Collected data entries
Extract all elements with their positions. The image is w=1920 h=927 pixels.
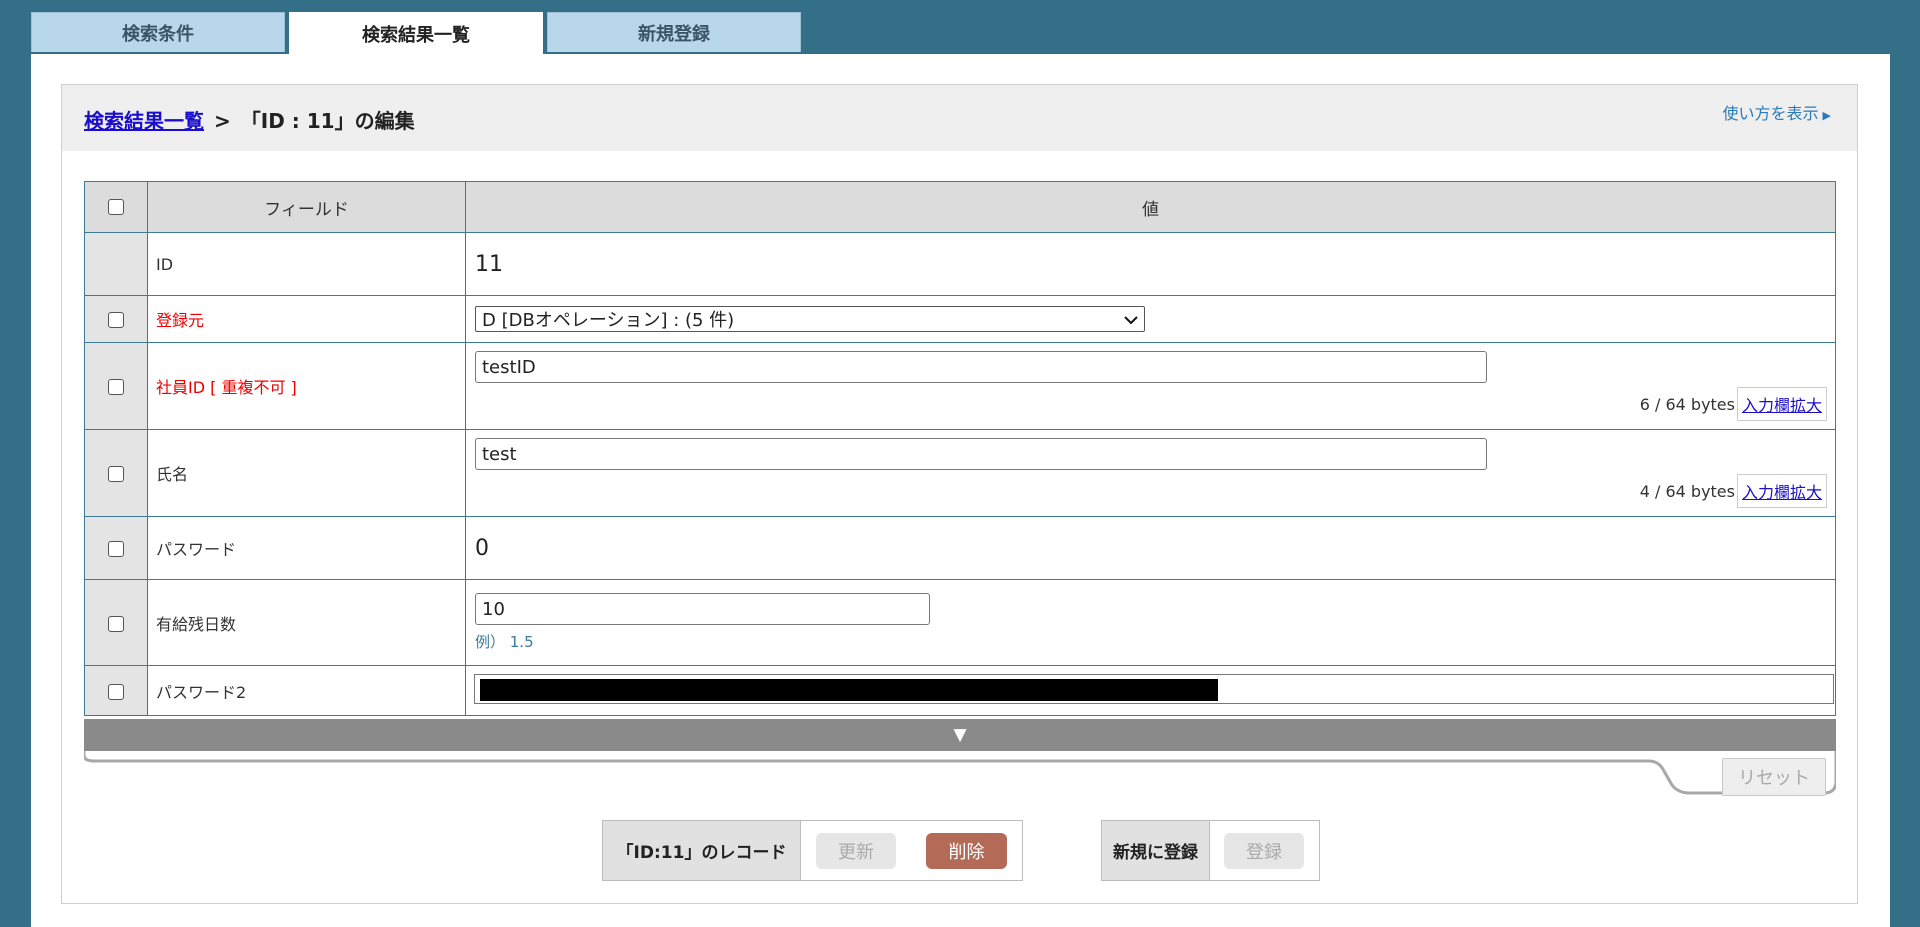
- triangle-right-icon: ▶: [1822, 109, 1831, 122]
- example-hint: 例） 1.5: [475, 633, 534, 651]
- id-value: 11: [475, 251, 503, 277]
- password-value: 0: [475, 535, 489, 561]
- row-checkbox-cell: [84, 342, 148, 430]
- row-checkbox[interactable]: [108, 312, 124, 328]
- new-register-buttons: 登録: [1210, 821, 1304, 880]
- reset-button[interactable]: リセット: [1722, 758, 1826, 796]
- expand-input-link[interactable]: 入力欄拡大: [1736, 387, 1827, 421]
- breadcrumb-results-link[interactable]: 検索結果一覧: [84, 109, 204, 133]
- source-select[interactable]: D [DBオペレーション] : (5 件): [475, 306, 1145, 332]
- header-value: 値: [465, 181, 1836, 233]
- table-row: ID 11: [84, 232, 1836, 296]
- row-checkbox[interactable]: [108, 466, 124, 482]
- table-row: パスワード2: [84, 665, 1836, 716]
- breadcrumb-current: 「ID : 11」の編集: [240, 109, 415, 133]
- row-checkbox-cell: [84, 516, 148, 580]
- new-register-group: 新規に登録 登録: [1101, 820, 1320, 881]
- field-label: ID: [147, 232, 466, 296]
- row-checkbox-cell: [84, 295, 148, 343]
- name-input[interactable]: test: [475, 438, 1487, 470]
- value-cell: 10 例） 1.5: [465, 579, 1836, 666]
- field-label: パスワード2: [147, 665, 466, 716]
- tab-new-registration[interactable]: 新規登録: [547, 12, 801, 52]
- paid-leave-input[interactable]: 10: [475, 593, 930, 625]
- expand-input-link[interactable]: 入力欄拡大: [1736, 474, 1827, 508]
- breadcrumb-bar: 検索結果一覧 > 「ID : 11」の編集 使い方を表示 ▶: [62, 85, 1857, 151]
- breadcrumb: 検索結果一覧 > 「ID : 11」の編集: [84, 105, 415, 134]
- table-row: 登録元 D [DBオペレーション] : (5 件): [84, 295, 1836, 343]
- value-cell: [465, 665, 1836, 716]
- field-label: パスワード: [147, 516, 466, 580]
- table-row: 氏名 test 4 / 64 bytes 入力欄拡大: [84, 429, 1836, 517]
- record-actions-label: 「ID:11」のレコード: [603, 821, 801, 880]
- update-button[interactable]: 更新: [816, 832, 896, 869]
- table-footer-tab: [84, 751, 1836, 795]
- register-button[interactable]: 登録: [1224, 832, 1304, 869]
- byte-count: 4 / 64 bytes: [1639, 481, 1735, 501]
- field-label: 有給残日数: [147, 579, 466, 666]
- byte-counter: 6 / 64 bytes 入力欄拡大: [1640, 387, 1827, 421]
- header-field: フィールド: [147, 181, 466, 233]
- row-checkbox-cell: [84, 429, 148, 517]
- edit-container: 検索結果一覧 > 「ID : 11」の編集 使い方を表示 ▶ フィールド 値 ID 1…: [61, 84, 1858, 904]
- row-checkbox[interactable]: [108, 379, 124, 395]
- value-cell: 0: [465, 516, 1836, 580]
- show-more-toggle[interactable]: ▼: [84, 719, 1836, 751]
- breadcrumb-separator: >: [214, 109, 231, 133]
- field-label: 社員ID [ 重複不可 ]: [147, 342, 466, 430]
- table-row: 有給残日数 10 例） 1.5: [84, 579, 1836, 666]
- password2-input[interactable]: [474, 674, 1834, 704]
- tab-bar: 検索条件 検索結果一覧 新規登録: [31, 12, 801, 54]
- row-checkbox-cell: [84, 579, 148, 666]
- row-checkbox[interactable]: [108, 541, 124, 557]
- record-actions-buttons: 更新 削除: [801, 821, 1007, 880]
- select-all-checkbox[interactable]: [108, 199, 124, 215]
- triangle-down-icon: ▼: [953, 725, 967, 745]
- record-actions-group: 「ID:11」のレコード 更新 削除: [602, 820, 1023, 881]
- row-checkbox[interactable]: [108, 615, 124, 632]
- row-checkbox-cell: [84, 665, 148, 716]
- tab-search-results[interactable]: 検索結果一覧: [289, 12, 543, 54]
- value-cell: test 4 / 64 bytes 入力欄拡大: [465, 429, 1836, 517]
- redacted-block: [480, 679, 1218, 701]
- value-cell: testID 6 / 64 bytes 入力欄拡大: [465, 342, 1836, 430]
- value-cell: D [DBオペレーション] : (5 件): [465, 295, 1836, 343]
- table-row: パスワード 0: [84, 516, 1836, 580]
- field-label: 登録元: [147, 295, 466, 343]
- tab-search-conditions[interactable]: 検索条件: [31, 12, 285, 52]
- delete-button[interactable]: 削除: [926, 832, 1007, 869]
- new-register-label: 新規に登録: [1102, 821, 1210, 880]
- header-select-all-cell: [84, 181, 148, 233]
- employee-id-input[interactable]: testID: [475, 351, 1487, 383]
- record-edit-table: フィールド 値 ID 11 登録元 D [DBオペレーション] : (5 件): [84, 181, 1836, 716]
- row-checkbox-cell: [84, 232, 148, 296]
- table-header-row: フィールド 値: [84, 181, 1836, 233]
- show-help-link[interactable]: 使い方を表示 ▶: [1723, 100, 1831, 124]
- help-label: 使い方を表示: [1722, 104, 1819, 123]
- byte-counter: 4 / 64 bytes 入力欄拡大: [1640, 474, 1827, 508]
- byte-count: 6 / 64 bytes: [1639, 394, 1735, 414]
- value-cell: 11: [465, 232, 1836, 296]
- chevron-down-icon: [1124, 309, 1138, 330]
- row-checkbox[interactable]: [108, 683, 124, 700]
- table-row: 社員ID [ 重複不可 ] testID 6 / 64 bytes 入力欄拡大: [84, 342, 1836, 430]
- source-select-value: D [DBオペレーション] : (5 件): [482, 310, 735, 331]
- field-label: 氏名: [147, 429, 466, 517]
- main-panel: 検索結果一覧 > 「ID : 11」の編集 使い方を表示 ▶ フィールド 値 ID 1…: [31, 54, 1890, 927]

● Stated exercise: In all the rows, change every "expand-input-link" to "enlarge-input-link" and keep everything else unchanged. Leave the pictures out of your answer.

● Response for this exercise:
Extract all elements with their positions. The image is w=1920 h=927 pixels.
- triangle-right-icon: ▶: [1822, 109, 1831, 122]
- example-hint: 例） 1.5: [475, 633, 534, 651]
- id-value: 11: [475, 251, 503, 277]
- password-value: 0: [475, 535, 489, 561]
- row-checkbox-cell: [84, 342, 148, 430]
- row-checkbox[interactable]: [108, 312, 124, 328]
- new-register-buttons: 登録: [1210, 821, 1304, 880]
- reset-button[interactable]: リセット: [1722, 758, 1826, 796]
- enlarge-input-link[interactable]: 入力欄拡大: [1736, 387, 1827, 421]
- breadcrumb-results-link[interactable]: 検索結果一覧: [84, 109, 204, 133]
- source-select[interactable]: D [DBオペレーション] : (5 件): [475, 306, 1145, 332]
- header-value: 値: [465, 181, 1836, 233]
- table-row: ID 11: [84, 232, 1836, 296]
- row-checkbox[interactable]: [108, 466, 124, 482]
- table-row: パスワード2: [84, 665, 1836, 716]
- breadcrumb-current: 「ID : 11」の編集: [240, 109, 415, 133]
- row-checkbox-cell: [84, 516, 148, 580]
- new-register-group: 新規に登録 登録: [1101, 820, 1320, 881]
- field-label: ID: [147, 232, 466, 296]
- row-checkbox-cell: [84, 295, 148, 343]
- name-input[interactable]: test: [475, 438, 1487, 470]
- value-cell: 10 例） 1.5: [465, 579, 1836, 666]
- field-label: パスワード2: [147, 665, 466, 716]
- tab-new-registration[interactable]: 新規登録: [547, 12, 801, 52]
- paid-leave-input[interactable]: 10: [475, 593, 930, 625]
- enlarge-input-link[interactable]: 入力欄拡大: [1736, 474, 1827, 508]
- breadcrumb-bar: 検索結果一覧 > 「ID : 11」の編集 使い方を表示 ▶: [62, 85, 1857, 151]
- breadcrumb: 検索結果一覧 > 「ID : 11」の編集: [84, 105, 415, 134]
- table-row: 登録元 D [DBオペレーション] : (5 件): [84, 295, 1836, 343]
- value-cell: [465, 665, 1836, 716]
- field-label: パスワード: [147, 516, 466, 580]
- table-row: 氏名 test 4 / 64 bytes 入力欄拡大: [84, 429, 1836, 517]
- record-actions-label: 「ID:11」のレコード: [603, 821, 801, 880]
- update-button[interactable]: 更新: [816, 832, 896, 869]
- table-footer-tab: [84, 751, 1836, 795]
- register-button[interactable]: 登録: [1224, 832, 1304, 869]
- byte-count: 4 / 64 bytes: [1639, 481, 1735, 501]
- field-label: 有給残日数: [147, 579, 466, 666]
- byte-counter: 6 / 64 bytes 入力欄拡大: [1640, 387, 1827, 421]
- header-field: フィールド: [147, 181, 466, 233]
- row-checkbox-cell: [84, 429, 148, 517]
- edit-container: 検索結果一覧 > 「ID : 11」の編集 使い方を表示 ▶ フィールド 値 ID 1…: [61, 84, 1858, 904]
- row-checkbox[interactable]: [108, 379, 124, 395]
- value-cell: 0: [465, 516, 1836, 580]
- show-more-toggle[interactable]: ▼: [84, 719, 1836, 751]
- breadcrumb-separator: >: [214, 109, 231, 133]
- field-label: 社員ID [ 重複不可 ]: [147, 342, 466, 430]
- table-row: 有給残日数 10 例） 1.5: [84, 579, 1836, 666]
- password2-input[interactable]: [474, 674, 1834, 704]
- tab-bar: 検索条件 検索結果一覧 新規登録: [31, 12, 801, 54]
- row-checkbox-cell: [84, 579, 148, 666]
- row-checkbox[interactable]: [108, 541, 124, 557]
- record-actions-buttons: 更新 削除: [801, 821, 1007, 880]
- select-all-checkbox[interactable]: [108, 199, 124, 215]
- triangle-down-icon: ▼: [953, 725, 967, 745]
- record-actions-group: 「ID:11」のレコード 更新 削除: [602, 820, 1023, 881]
- row-checkbox[interactable]: [108, 615, 124, 632]
- row-checkbox-cell: [84, 665, 148, 716]
- tab-search-results[interactable]: 検索結果一覧: [289, 12, 543, 54]
- value-cell: test 4 / 64 bytes 入力欄拡大: [465, 429, 1836, 517]
- redacted-block: [480, 679, 1218, 701]
- value-cell: testID 6 / 64 bytes 入力欄拡大: [465, 342, 1836, 430]
- value-cell: D [DBオペレーション] : (5 件): [465, 295, 1836, 343]
- table-row: パスワード 0: [84, 516, 1836, 580]
- field-label: 登録元: [147, 295, 466, 343]
- tab-search-conditions[interactable]: 検索条件: [31, 12, 285, 52]
- delete-button[interactable]: 削除: [926, 832, 1007, 869]
- new-register-label: 新規に登録: [1102, 821, 1210, 880]
- header-select-all-cell: [84, 181, 148, 233]
- employee-id-input[interactable]: testID: [475, 351, 1487, 383]
- record-edit-table: フィールド 値 ID 11 登録元 D [DBオペレーション] : (5 件): [84, 181, 1836, 716]
- row-checkbox-cell: [84, 232, 148, 296]
- table-header-row: フィールド 値: [84, 181, 1836, 233]
- show-help-link[interactable]: 使い方を表示 ▶: [1723, 100, 1831, 124]
- help-label: 使い方を表示: [1722, 104, 1819, 123]
- byte-counter: 4 / 64 bytes 入力欄拡大: [1640, 474, 1827, 508]
- byte-count: 6 / 64 bytes: [1639, 394, 1735, 414]
- value-cell: 11: [465, 232, 1836, 296]
- chevron-down-icon: [1124, 309, 1138, 330]
- row-checkbox[interactable]: [108, 683, 124, 700]
- table-row: 社員ID [ 重複不可 ] testID 6 / 64 bytes 入力欄拡大: [84, 342, 1836, 430]
- source-select-value: D [DBオペレーション] : (5 件): [482, 310, 735, 331]
- field-label: 氏名: [147, 429, 466, 517]
- main-panel: 検索結果一覧 > 「ID : 11」の編集 使い方を表示 ▶ フィールド 値 ID 1…: [31, 54, 1890, 927]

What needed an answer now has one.